- **EXERCISE DIRECTIONS**: Below are some records; return each one exactly.

[Dataset items]
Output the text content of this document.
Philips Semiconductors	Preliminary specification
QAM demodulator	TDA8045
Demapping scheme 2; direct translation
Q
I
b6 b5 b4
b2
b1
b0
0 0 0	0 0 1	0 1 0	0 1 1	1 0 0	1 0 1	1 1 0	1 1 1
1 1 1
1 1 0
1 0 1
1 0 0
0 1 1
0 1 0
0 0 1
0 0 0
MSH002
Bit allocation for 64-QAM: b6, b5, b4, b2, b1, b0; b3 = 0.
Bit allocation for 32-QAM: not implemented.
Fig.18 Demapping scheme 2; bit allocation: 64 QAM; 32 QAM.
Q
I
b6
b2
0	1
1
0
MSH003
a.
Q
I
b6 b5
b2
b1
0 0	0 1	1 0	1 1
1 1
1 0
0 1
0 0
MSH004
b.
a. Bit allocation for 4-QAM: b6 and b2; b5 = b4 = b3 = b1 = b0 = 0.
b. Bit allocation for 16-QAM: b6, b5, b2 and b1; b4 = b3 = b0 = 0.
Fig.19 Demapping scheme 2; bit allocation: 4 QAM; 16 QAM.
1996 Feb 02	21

- **PROBLEM SOLUTION**:
Output the text content of this document.
Philips Semiconductors	Preliminary specification
QAM demodulator	TDA8045
Demapping scheme 2; direct translation
Q
I
b6 b5 b4
b2
b1
b0
0 0 0	0 0 1	0 1 0	0 1 1	1 0 0	1 0 1	1 1 0	1 1 1
1 1 1
1 1 0
1 0 1
1 0 0
0 1 1
0 1 0
0 0 1
0 0 0
MSH002
Bit allocation for 64-QAM: b6, b5, b4, b2, b1, b0; b3 = 0.
Bit allocation for 32-QAM: not implemented.
Fig.18 Demapping scheme 2; bit allocation: 64 QAM; 32 QAM.
Q
I
b6
b2
0	1
1
0
MSH003
a.
Q
I
b6 b5
b2
b1
0 0	0 1	1 0	1 1
1 1
1 0
0 1
0 0
MSH004
b.
a. Bit allocation for 4-QAM: b6 and b2; b5 = b4 = b3 = b1 = b0 = 0.
b. Bit allocation for 16-QAM: b6, b5, b2 and b1; b4 = b3 = b0 = 0.
Fig.19 Demapping scheme 2; bit allocation: 4 QAM; 16 QAM.
1996 Feb 02	21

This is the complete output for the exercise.